WHAT NEEDS TO BE DONE:
In the records below, find each line with the word "TABLEAUX" and copy it.

THE RECORDS:

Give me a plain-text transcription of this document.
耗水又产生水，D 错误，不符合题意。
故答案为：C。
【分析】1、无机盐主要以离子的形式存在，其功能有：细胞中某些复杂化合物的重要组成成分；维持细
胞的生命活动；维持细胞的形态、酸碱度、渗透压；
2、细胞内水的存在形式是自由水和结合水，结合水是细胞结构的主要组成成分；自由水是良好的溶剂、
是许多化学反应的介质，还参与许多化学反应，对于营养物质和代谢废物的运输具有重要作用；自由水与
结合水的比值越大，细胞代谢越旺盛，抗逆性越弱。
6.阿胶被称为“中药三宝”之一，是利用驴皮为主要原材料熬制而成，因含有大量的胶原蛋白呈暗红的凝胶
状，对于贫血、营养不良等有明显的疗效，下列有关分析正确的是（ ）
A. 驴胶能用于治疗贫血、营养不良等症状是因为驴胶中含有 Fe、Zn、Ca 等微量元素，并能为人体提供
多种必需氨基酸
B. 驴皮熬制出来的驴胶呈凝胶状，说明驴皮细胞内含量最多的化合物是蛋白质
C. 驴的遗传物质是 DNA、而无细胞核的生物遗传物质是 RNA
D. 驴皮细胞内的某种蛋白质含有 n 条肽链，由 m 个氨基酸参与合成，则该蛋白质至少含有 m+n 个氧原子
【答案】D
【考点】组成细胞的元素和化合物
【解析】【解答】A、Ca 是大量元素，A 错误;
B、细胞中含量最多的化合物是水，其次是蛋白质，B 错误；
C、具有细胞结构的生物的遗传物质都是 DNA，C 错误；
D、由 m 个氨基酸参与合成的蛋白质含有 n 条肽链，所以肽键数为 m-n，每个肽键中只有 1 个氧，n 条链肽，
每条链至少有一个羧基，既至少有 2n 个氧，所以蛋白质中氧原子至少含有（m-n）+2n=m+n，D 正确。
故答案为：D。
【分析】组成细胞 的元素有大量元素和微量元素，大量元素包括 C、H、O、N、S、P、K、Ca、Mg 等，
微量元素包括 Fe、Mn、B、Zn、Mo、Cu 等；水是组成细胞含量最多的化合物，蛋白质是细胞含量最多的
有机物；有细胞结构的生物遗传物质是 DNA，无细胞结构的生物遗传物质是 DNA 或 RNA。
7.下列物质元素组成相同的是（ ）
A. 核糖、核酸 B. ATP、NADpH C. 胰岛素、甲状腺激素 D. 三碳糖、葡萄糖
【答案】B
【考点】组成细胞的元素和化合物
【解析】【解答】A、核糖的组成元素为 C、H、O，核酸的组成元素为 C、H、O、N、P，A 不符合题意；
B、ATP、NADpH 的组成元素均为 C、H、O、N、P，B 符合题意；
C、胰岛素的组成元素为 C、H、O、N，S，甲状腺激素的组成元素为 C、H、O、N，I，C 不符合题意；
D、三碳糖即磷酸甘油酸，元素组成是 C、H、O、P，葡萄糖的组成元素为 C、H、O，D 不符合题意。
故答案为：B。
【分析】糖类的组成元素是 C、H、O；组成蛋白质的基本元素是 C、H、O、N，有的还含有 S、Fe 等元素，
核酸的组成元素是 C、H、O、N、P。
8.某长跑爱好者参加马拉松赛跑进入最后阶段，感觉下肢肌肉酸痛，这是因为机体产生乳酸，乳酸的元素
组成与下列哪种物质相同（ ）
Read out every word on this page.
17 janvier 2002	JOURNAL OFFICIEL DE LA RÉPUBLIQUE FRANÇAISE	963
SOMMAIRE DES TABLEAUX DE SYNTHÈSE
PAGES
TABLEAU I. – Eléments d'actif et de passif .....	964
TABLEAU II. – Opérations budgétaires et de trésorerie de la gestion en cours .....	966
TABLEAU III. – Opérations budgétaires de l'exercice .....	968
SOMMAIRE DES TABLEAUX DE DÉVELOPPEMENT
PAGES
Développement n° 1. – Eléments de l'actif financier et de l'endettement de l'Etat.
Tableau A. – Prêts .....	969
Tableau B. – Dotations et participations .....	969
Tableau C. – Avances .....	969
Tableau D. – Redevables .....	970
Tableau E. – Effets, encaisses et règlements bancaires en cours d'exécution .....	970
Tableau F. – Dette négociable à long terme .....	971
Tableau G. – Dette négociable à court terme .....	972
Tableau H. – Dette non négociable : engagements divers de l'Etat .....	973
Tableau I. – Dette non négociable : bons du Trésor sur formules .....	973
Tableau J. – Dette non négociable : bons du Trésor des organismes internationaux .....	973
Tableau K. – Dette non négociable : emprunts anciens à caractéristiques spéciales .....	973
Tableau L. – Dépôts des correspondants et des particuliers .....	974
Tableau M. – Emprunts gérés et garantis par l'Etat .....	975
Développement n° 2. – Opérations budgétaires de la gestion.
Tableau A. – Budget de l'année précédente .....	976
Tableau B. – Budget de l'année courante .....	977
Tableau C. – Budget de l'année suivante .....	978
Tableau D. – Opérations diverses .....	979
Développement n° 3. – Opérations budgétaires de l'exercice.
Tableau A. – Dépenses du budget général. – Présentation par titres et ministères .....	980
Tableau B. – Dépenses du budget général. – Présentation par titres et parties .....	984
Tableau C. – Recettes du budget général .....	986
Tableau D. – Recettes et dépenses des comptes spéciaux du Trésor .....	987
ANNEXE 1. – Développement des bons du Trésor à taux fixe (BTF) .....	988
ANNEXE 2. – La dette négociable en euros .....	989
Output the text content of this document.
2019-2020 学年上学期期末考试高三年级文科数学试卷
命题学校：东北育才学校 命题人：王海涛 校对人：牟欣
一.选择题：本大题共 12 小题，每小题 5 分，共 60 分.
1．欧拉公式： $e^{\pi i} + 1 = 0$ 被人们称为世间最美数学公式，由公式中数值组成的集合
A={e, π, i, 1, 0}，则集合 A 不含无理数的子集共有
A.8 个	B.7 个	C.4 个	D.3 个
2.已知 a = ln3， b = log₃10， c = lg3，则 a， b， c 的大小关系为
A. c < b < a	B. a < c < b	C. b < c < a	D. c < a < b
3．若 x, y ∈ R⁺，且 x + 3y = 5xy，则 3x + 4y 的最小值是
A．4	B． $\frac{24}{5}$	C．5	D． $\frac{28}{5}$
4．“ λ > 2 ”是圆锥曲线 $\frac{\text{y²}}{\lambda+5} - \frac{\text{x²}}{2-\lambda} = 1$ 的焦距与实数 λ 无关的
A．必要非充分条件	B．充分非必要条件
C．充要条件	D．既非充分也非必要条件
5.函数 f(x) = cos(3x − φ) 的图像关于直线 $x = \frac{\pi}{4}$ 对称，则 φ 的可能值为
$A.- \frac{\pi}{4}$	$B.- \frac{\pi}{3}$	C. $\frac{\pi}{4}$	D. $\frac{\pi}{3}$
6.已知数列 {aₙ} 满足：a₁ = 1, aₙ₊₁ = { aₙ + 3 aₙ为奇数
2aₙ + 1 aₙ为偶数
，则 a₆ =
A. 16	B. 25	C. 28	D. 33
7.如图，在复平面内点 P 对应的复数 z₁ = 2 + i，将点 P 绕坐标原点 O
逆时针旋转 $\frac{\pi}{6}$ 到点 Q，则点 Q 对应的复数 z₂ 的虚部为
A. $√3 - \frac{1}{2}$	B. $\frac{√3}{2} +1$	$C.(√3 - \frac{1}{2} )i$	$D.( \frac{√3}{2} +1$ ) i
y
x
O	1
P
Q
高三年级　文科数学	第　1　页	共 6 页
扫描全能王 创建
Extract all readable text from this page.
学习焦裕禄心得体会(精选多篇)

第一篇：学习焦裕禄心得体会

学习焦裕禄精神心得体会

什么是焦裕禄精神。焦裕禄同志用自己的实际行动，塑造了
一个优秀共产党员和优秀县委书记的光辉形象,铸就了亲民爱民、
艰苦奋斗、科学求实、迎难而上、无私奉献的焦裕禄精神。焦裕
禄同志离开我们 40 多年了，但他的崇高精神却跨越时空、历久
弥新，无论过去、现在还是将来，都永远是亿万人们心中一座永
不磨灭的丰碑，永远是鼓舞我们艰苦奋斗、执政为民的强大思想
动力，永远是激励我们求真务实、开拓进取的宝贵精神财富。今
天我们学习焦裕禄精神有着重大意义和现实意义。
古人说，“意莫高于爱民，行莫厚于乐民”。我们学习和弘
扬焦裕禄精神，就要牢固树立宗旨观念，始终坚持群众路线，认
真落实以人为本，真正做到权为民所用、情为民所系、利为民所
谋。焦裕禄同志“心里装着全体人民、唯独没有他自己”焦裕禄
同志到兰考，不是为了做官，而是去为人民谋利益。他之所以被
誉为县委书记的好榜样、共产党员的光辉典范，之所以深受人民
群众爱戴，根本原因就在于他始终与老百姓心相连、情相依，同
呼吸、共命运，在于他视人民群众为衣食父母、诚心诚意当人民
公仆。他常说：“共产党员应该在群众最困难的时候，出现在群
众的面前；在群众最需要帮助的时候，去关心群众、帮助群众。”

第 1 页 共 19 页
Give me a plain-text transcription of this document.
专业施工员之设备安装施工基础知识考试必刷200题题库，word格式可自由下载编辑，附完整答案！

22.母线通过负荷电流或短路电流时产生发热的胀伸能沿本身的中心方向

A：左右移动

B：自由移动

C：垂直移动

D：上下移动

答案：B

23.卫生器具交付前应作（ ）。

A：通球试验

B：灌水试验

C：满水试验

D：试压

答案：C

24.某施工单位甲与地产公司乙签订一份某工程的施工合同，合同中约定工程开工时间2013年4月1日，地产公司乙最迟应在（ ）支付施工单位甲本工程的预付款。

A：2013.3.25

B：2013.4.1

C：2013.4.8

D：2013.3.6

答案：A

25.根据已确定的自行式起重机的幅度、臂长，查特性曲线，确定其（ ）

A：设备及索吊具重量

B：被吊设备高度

COMPLETED TASK:
SOMMAIRE DES TABLEAUX DE SYNTHÈSE
SOMMAIRE DES TABLEAUX DE DÉVELOPPEMENT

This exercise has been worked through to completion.